Before leaving for a tour in Iraq, 21-year old Private John Bartle makes a promise that he’ll keep his new friend, an idealistic 18-year-old soldier named Murph, safe. He does his best to keep his word as the two navigate the terrifying and bloody battlegrounds of the Iraq War, as they both struggle to maintain their sanity and, ultimately, survive.
This novel made a lot of 2012 “best reads” lists, which is the reason I picked it up, and it did not disappoint. Fountain delivers an incisive look at American attitudes toward the war in Iraq, paralleled to a Dallas Cowboys football game on Thanksgiving Day. The topic is serious but the writing can be comic and cutting, within the same sentence.
Told from the point of view of 19-year-old Army specialist Billy Lynn, the novel covers the last day of Bravo company’s “Victory Tour” of the US. Bravo engaged in a fierce battle along the Al-Ansakar Canal, caught on tape by a Fox TV crew. The men are brought back to the US for two weeks, during which time they are feted as heroes, shuttled from event to event, and in negotiation for a movie deal with a Hollywood producer. Billy’s heroism garners adulation and admiration from the public, but his sister is trying to keep him from returning to Iraq and his father could care less for Billy or the rest of the family. The climax of the novel is the halftime show at the football game featuring the Bravos, who have been kept in the dark about their role in it. Up to that point, they spend time with Dallas high rollers who seem to know “George and Laura” (Bush) personally, get the star treatment from Cowboys owner Norm Oglesby (a fictionalized Jimmy Jones), meet the cheerleaders, and drink too much.
With Billy as guide, the reader learns more about what really happens in war, how it feels to survive it, and the struggle of dealing with a public that talks about the war in the same terms it uses to discuss football. “Are we winning?” is the question asked over and over. The action at the canal is viewed almost as a play in the war, with points tallied up for “our side.” And the Bravos are treated sort of like players who can be bought and sold (or undersold) to the right bidder. As much as they are schmoozed and fawned over, the Bravos can’t get the things they really want, whether it’s as complicated as not returning to the war or as simple as a couple of aspirin.

— REQUIRED TASKS —
**a)** Write out the stretch of the novel reviews from "Before leaving for" through "the same sentence.".
**b)** Check each statement against the novel reviews and answer yes or no, quoting the words that decide it: (i) Billy Lynn is a 19-year-old Army specialist; (ii) the Bravos are brought back to the US for three weeks; (iii) Murph is 21 years old.
The records that follow are separate material, unrelated to the novel reviews.

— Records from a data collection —
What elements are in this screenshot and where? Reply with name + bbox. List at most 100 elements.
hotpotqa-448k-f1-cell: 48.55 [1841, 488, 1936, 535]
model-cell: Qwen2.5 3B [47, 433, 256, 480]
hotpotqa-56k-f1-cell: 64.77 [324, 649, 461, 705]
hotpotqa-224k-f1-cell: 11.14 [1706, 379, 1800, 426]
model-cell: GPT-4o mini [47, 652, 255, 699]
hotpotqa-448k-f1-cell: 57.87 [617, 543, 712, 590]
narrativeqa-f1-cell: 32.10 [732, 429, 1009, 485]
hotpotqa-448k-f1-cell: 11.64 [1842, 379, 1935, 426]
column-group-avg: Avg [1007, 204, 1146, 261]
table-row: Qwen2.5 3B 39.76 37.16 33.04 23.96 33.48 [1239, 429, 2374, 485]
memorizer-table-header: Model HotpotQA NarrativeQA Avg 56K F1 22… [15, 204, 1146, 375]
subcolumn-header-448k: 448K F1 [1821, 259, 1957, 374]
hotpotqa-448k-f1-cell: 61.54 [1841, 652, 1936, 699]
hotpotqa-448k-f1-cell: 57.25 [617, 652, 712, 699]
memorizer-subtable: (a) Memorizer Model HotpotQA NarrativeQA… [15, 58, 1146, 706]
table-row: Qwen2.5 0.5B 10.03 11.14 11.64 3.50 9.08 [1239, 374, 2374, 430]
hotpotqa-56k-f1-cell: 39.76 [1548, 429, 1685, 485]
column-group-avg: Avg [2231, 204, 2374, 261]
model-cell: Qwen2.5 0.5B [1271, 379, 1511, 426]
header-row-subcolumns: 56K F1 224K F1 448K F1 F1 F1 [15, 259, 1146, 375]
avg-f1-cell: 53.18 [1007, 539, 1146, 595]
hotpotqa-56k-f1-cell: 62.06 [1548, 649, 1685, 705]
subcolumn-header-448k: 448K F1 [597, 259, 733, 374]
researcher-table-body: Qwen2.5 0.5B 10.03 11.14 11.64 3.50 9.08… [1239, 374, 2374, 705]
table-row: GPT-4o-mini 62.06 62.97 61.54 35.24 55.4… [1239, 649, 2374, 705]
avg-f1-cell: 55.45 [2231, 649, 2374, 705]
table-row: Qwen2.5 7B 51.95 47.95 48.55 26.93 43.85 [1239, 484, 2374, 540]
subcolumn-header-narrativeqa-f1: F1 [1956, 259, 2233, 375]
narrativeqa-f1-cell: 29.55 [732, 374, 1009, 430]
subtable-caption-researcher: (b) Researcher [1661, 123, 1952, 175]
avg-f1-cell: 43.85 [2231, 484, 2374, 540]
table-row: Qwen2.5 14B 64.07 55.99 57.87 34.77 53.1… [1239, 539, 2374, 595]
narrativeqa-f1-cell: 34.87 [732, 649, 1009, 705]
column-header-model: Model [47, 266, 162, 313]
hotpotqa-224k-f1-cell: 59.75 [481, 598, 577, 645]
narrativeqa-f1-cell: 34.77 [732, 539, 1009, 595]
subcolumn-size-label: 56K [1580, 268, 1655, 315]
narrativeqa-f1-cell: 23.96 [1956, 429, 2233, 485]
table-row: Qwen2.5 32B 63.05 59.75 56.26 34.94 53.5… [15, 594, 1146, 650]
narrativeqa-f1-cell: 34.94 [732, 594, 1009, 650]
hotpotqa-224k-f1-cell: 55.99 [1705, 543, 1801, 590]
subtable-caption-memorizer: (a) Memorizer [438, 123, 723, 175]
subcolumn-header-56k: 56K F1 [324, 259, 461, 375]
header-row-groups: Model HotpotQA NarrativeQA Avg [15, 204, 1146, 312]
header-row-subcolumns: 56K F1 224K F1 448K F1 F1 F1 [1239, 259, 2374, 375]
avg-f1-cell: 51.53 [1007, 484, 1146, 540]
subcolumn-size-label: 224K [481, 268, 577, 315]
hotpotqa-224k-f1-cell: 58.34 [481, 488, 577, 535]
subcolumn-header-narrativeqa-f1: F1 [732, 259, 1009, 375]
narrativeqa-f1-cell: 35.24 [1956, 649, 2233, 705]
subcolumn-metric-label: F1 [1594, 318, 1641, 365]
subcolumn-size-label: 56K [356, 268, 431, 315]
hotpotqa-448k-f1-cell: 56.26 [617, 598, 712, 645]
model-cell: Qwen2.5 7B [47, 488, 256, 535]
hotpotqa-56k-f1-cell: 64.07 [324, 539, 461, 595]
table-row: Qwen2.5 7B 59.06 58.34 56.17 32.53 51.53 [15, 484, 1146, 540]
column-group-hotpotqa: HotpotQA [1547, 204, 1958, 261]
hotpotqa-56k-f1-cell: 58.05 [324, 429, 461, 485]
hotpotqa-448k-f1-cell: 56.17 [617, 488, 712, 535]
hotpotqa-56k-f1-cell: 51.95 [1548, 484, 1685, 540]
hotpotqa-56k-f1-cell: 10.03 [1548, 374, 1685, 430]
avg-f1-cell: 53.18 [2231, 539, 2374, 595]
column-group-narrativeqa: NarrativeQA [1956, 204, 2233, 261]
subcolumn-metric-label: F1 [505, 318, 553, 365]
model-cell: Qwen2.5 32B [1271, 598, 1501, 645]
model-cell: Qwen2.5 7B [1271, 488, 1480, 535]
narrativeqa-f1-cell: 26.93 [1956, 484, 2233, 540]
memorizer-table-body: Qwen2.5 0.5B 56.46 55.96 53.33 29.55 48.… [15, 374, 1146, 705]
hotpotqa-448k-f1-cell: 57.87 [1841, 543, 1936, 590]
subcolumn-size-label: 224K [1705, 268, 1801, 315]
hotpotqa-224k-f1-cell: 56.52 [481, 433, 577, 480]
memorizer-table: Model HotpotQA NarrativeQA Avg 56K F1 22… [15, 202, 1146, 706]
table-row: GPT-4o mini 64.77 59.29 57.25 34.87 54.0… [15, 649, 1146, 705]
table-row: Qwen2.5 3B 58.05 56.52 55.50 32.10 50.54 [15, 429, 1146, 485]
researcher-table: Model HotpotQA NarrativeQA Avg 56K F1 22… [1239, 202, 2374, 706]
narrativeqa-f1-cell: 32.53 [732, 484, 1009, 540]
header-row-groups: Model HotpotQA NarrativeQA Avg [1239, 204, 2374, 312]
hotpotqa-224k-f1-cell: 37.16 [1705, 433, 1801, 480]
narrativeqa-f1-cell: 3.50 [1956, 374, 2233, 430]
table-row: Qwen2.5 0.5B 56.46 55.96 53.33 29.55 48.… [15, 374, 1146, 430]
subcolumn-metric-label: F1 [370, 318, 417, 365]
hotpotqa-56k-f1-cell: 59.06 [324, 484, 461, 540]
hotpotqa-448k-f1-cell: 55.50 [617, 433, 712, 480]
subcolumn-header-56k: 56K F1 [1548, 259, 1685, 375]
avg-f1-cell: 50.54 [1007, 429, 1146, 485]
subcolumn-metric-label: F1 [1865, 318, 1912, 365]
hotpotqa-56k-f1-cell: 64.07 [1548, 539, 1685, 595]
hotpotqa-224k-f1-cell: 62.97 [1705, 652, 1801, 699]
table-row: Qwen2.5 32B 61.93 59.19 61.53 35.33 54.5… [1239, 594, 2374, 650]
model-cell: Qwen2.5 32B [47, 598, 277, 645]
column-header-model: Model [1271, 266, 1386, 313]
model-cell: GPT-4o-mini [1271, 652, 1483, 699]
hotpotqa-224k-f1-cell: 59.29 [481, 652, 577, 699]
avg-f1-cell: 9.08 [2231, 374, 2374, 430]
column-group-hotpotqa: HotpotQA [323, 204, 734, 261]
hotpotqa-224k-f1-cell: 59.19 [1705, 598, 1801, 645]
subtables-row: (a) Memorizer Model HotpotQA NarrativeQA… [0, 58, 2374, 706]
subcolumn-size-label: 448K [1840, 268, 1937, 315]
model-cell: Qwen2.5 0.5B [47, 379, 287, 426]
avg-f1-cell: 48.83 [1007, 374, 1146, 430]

— RESULTS BY TASK —
**a)**
Before leaving for a tour in Iraq, 21-year old Private John Bartle makes a promise that he’ll keep his new friend, an idealistic 18-year-old soldier named Murph, safe. He does his best to keep his word as the two navigate the terrifying and bloody battlegrounds of the Iraq War, as they both struggle to maintain their sanity and, ultimately, survive.
This novel made a lot of 2012 “best reads” lists, which is the reason I picked it up, and it did not disappoint. Fountain delivers an incisive look at American attitudes toward the war in Iraq, paralleled to a Dallas Cowboys football game on Thanksgiving Day. The topic is serious but the writing can be comic and cutting, within the same sentence.

**b)**
(i) Yes: "Told from the point of view of 19-year-old Army specialist Billy Lynn"
(ii) No: "The men are brought back to the US for two weeks"
(iii) No: "an idealistic 18-year-old soldier named Murph"